◆ TASK OBJECTIVE
Give the data below again exactly as it stands. Omit the pictures.

+++

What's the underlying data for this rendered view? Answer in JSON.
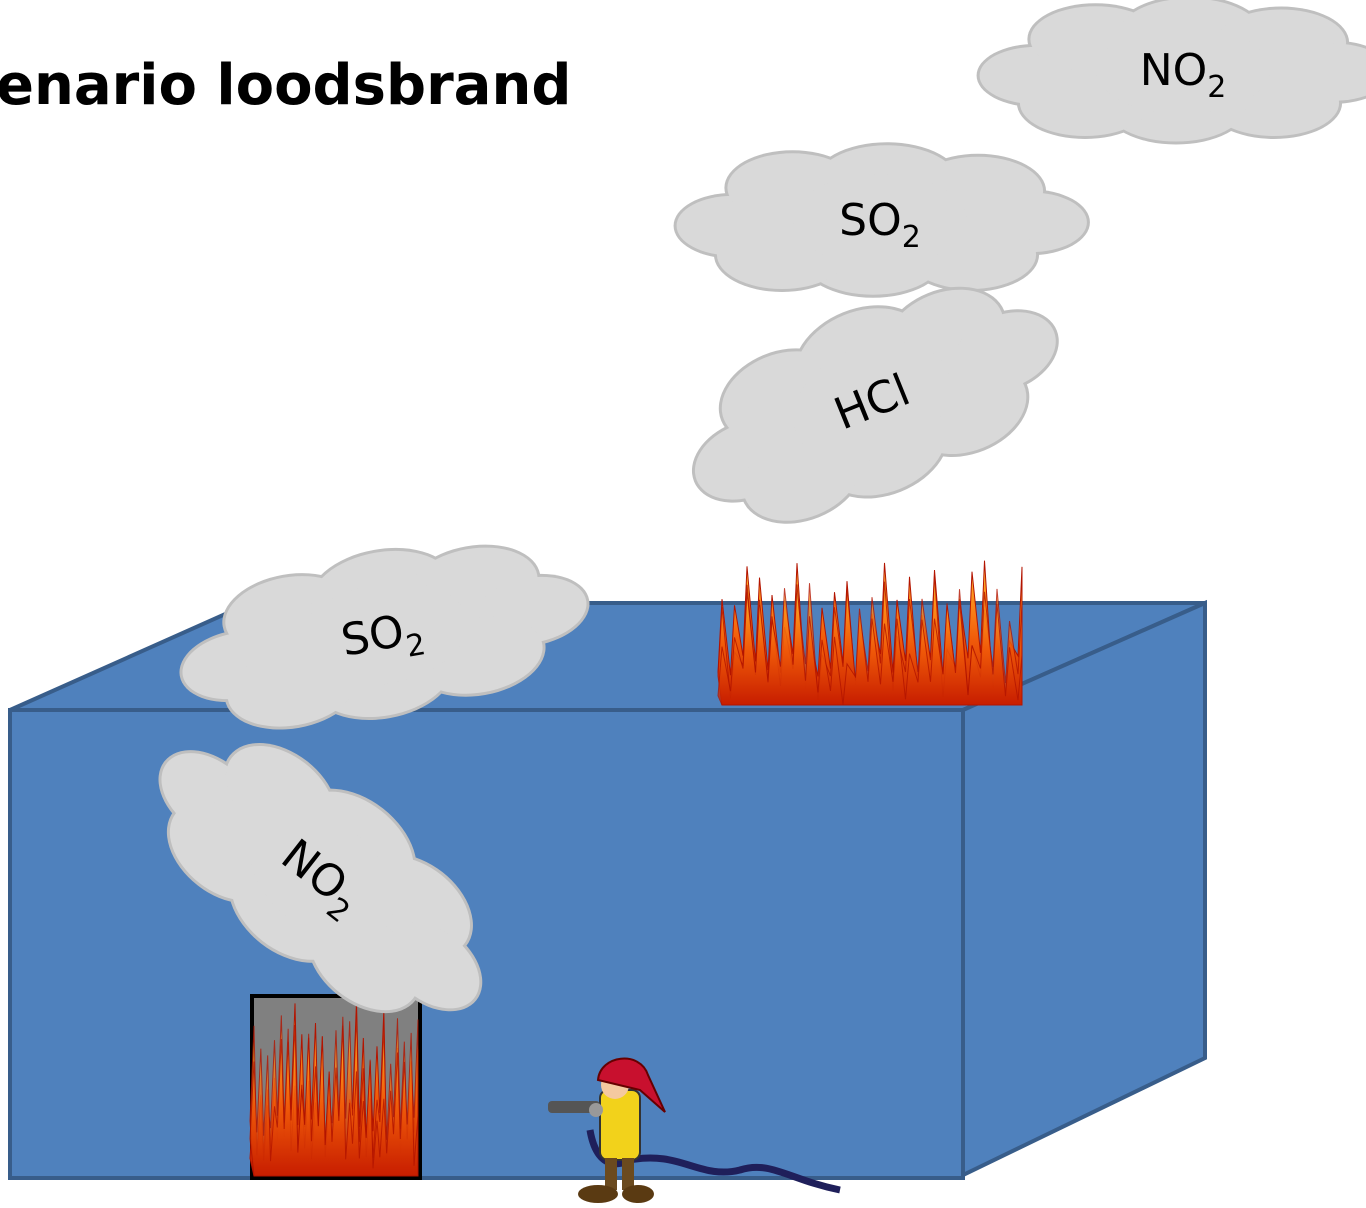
{
  "title": "enario loodsbrand",
  "clouds": [
    {
      "label": "NO",
      "subscript": "2"
    },
    {
      "label": "SO",
      "subscript": "2"
    },
    {
      "label": "HCl"
    },
    {
      "label": "SO",
      "subscript": "2"
    },
    {
      "label": "NO",
      "subscript": "2"
    }
  ]
}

+++

◆ CORRECT RESPONSE
What's the underlying data for this rendered view? Answer in JSON.
{
  "title": "enario loodsbrand",
  "clouds": [
    {
      "label": "NO",
      "subscript": "2"
    },
    {
      "label": "SO",
      "subscript": "2"
    },
    {
      "label": "HCl"
    },
    {
      "label": "SO",
      "subscript": "2"
    },
    {
      "label": "NO",
      "subscript": "2"
    }
  ]
}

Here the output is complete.